Exercise aim: Using the data below, gather each line that includes the word "综上所述".
........
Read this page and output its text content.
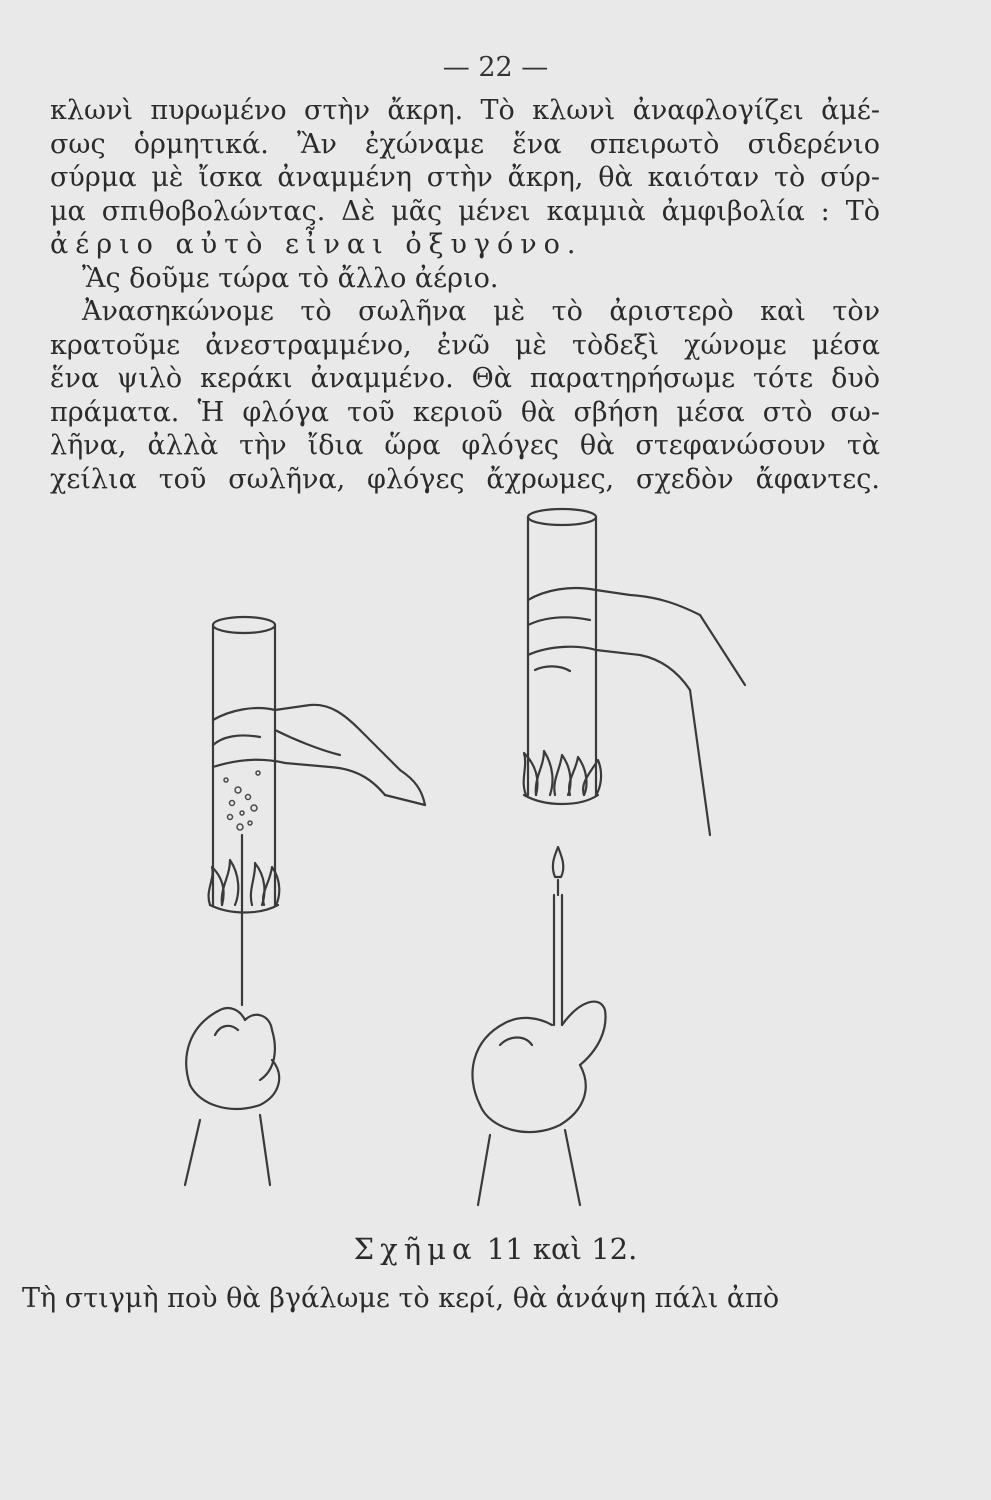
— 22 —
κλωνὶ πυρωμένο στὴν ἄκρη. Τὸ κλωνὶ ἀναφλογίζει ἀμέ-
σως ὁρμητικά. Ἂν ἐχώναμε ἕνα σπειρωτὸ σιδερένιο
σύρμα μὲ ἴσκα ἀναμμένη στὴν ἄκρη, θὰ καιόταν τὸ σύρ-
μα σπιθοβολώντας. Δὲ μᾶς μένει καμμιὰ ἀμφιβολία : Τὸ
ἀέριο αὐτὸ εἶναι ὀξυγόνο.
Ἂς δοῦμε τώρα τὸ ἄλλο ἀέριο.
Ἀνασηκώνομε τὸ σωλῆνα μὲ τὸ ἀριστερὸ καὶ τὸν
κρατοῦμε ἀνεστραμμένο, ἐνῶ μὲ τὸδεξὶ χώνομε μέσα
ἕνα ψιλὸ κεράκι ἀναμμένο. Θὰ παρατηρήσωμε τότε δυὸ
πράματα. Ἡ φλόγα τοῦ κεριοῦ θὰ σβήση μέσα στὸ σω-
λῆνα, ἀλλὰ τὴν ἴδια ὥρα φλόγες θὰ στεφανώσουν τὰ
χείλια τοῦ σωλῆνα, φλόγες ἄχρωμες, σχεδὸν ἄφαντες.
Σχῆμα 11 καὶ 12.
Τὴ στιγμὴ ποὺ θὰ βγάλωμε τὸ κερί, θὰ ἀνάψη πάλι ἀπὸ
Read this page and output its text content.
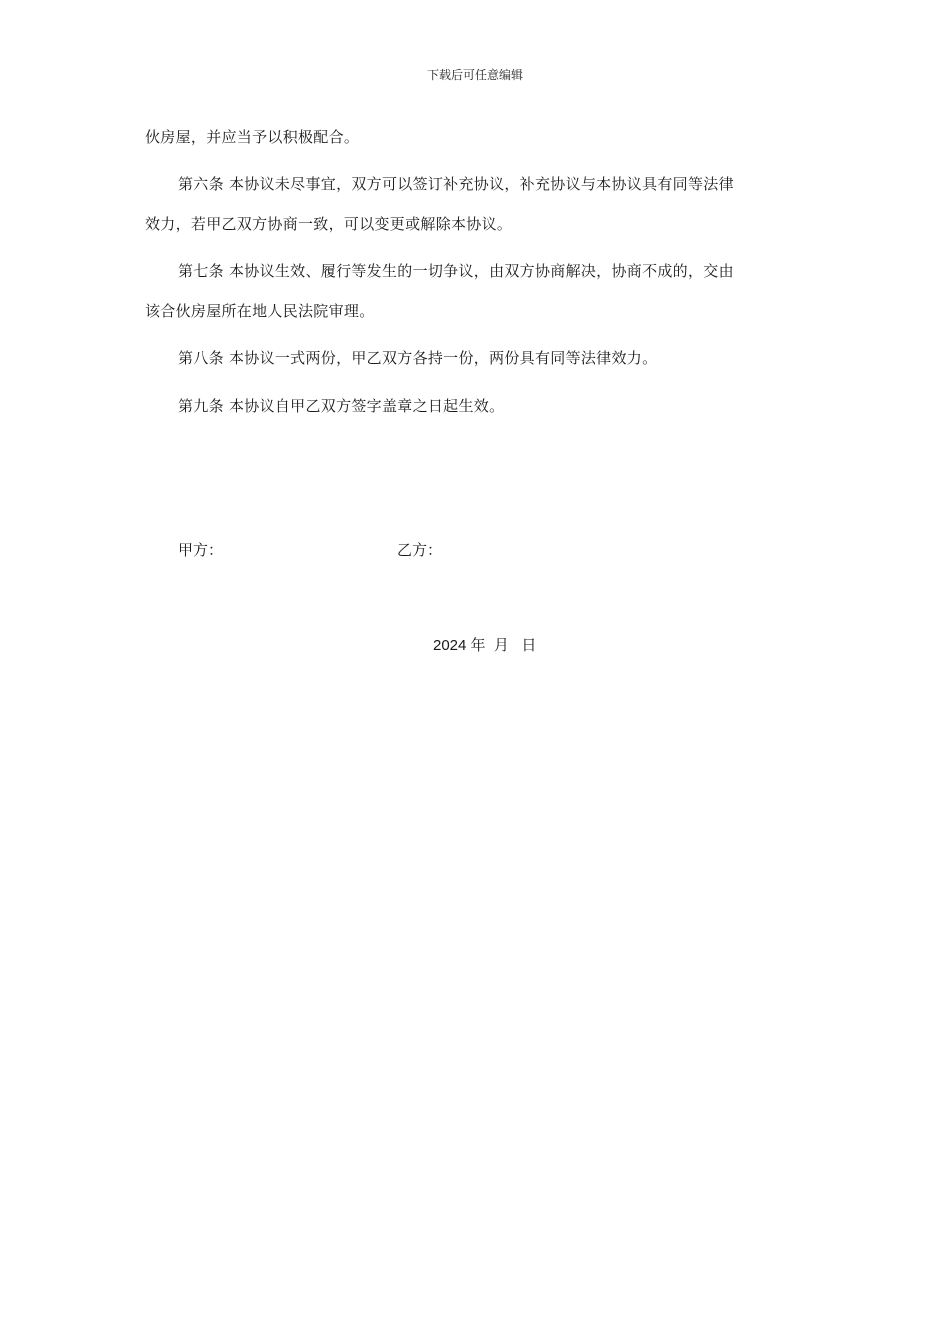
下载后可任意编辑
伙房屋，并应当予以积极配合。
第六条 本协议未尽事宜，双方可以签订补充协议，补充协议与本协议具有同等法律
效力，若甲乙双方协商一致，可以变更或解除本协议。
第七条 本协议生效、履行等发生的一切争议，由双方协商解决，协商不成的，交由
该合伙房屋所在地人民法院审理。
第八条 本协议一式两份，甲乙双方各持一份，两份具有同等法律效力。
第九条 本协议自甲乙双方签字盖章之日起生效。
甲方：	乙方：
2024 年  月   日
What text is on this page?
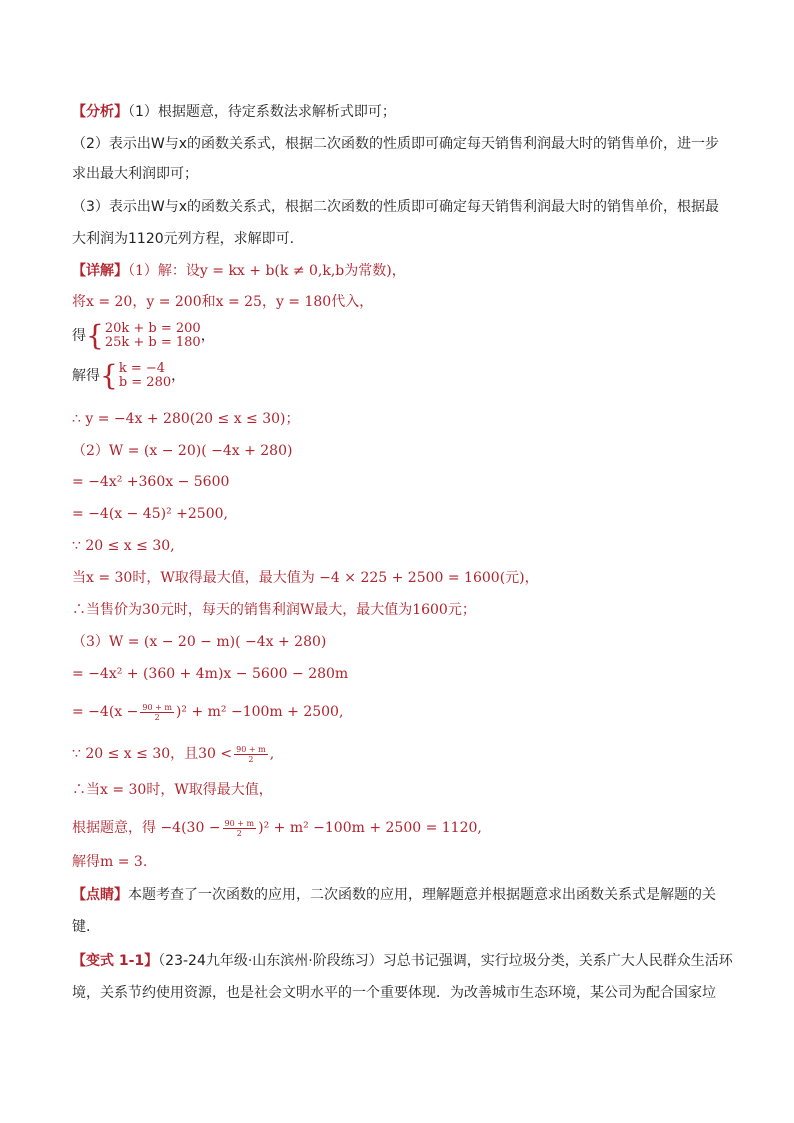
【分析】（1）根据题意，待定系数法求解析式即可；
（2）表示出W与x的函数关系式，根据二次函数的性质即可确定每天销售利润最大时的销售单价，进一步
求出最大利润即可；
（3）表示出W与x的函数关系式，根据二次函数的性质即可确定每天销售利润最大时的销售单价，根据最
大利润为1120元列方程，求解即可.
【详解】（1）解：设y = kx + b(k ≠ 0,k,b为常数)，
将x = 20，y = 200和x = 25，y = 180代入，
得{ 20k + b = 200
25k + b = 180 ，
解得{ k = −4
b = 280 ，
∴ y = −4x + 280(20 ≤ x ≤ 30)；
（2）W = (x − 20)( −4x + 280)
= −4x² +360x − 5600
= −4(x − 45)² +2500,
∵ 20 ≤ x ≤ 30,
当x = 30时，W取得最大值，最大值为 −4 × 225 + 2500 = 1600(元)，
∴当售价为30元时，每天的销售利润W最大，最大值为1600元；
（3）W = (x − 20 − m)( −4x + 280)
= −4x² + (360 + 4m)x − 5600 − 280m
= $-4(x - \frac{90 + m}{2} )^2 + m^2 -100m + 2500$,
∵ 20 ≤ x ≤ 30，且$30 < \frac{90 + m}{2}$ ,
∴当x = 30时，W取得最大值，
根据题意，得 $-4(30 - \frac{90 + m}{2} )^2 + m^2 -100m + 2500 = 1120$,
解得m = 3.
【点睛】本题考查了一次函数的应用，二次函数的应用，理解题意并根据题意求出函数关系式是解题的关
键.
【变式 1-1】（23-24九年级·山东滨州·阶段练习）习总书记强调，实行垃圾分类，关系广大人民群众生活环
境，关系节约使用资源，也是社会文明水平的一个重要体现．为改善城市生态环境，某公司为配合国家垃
........
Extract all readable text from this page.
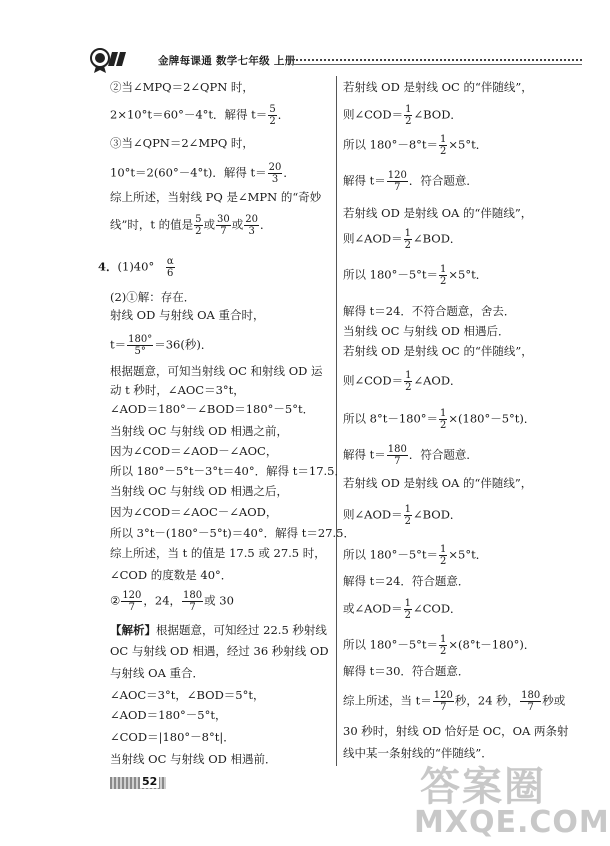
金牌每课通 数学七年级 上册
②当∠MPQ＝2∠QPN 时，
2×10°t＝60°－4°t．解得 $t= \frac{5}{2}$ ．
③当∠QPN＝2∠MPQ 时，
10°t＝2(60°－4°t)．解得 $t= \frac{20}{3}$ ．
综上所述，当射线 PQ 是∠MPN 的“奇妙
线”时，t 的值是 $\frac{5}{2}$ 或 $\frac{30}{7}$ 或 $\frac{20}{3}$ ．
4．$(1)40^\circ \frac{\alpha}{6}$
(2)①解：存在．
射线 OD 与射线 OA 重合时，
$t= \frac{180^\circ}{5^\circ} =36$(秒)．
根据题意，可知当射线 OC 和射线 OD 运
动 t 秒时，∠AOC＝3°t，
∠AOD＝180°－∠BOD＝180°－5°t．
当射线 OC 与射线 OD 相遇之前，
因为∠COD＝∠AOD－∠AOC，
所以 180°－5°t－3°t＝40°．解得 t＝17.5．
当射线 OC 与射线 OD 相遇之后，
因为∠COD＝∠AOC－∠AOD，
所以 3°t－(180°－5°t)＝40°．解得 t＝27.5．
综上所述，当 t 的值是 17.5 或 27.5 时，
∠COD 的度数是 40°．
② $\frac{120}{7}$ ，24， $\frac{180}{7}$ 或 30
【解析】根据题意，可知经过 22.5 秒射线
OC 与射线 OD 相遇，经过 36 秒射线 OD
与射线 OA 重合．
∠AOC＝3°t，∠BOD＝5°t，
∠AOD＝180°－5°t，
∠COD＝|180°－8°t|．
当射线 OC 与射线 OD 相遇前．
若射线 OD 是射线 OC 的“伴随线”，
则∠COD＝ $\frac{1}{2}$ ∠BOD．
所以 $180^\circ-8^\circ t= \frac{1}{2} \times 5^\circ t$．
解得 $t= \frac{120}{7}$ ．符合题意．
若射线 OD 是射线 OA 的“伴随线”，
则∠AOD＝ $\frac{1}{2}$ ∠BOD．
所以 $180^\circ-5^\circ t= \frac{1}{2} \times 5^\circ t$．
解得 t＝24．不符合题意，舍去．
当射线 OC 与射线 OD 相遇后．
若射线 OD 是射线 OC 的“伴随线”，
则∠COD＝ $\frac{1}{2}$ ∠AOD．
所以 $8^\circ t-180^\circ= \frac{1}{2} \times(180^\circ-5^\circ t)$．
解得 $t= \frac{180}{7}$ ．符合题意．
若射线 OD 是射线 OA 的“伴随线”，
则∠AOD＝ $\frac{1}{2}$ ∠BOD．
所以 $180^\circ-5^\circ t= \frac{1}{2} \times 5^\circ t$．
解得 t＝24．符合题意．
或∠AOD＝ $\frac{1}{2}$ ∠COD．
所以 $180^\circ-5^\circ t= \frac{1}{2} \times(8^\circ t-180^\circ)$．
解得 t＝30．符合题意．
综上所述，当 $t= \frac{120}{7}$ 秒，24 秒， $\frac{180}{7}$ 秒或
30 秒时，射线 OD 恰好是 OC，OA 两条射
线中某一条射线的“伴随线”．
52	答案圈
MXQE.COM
........
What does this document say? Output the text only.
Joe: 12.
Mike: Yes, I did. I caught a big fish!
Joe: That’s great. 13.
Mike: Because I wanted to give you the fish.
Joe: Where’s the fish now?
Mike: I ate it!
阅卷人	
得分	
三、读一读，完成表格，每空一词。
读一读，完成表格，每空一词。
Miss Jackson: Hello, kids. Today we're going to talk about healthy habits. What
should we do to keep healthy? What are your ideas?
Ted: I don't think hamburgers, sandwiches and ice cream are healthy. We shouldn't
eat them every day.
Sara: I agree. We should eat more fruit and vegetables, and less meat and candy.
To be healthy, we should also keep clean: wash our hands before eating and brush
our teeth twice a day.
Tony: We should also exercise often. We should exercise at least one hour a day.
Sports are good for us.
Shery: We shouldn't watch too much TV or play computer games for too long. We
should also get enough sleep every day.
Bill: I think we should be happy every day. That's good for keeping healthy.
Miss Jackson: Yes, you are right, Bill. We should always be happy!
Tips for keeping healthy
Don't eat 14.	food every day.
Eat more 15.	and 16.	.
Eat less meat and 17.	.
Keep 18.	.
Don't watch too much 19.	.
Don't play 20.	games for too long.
........
Complete response:
综上所述，当射线 PQ 是∠MPN 的“奇妙
综上所述，当 t 的值是 17.5 或 27.5 时，
综上所述，当 $t= \frac{120}{7}$ 秒，24 秒， $\frac{180}{7}$ 秒或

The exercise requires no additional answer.